• [TASK GOAL]: Reproduce all entries verbatim, with nothing added or dropped.

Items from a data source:
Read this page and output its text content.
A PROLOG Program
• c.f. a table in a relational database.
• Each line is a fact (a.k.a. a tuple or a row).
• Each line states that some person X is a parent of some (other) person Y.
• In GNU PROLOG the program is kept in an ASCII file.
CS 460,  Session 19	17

• [SOLVED EXERCISE]:
Read this page and output its text content.
A PROLOG Program
• c.f. a table in a relational database.
• Each line is a fact (a.k.a. a tuple or a row).
• Each line states that some person X is a parent of some (other) person Y.
• In GNU PROLOG the program is kept in an ASCII file.
CS 460,  Session 19	17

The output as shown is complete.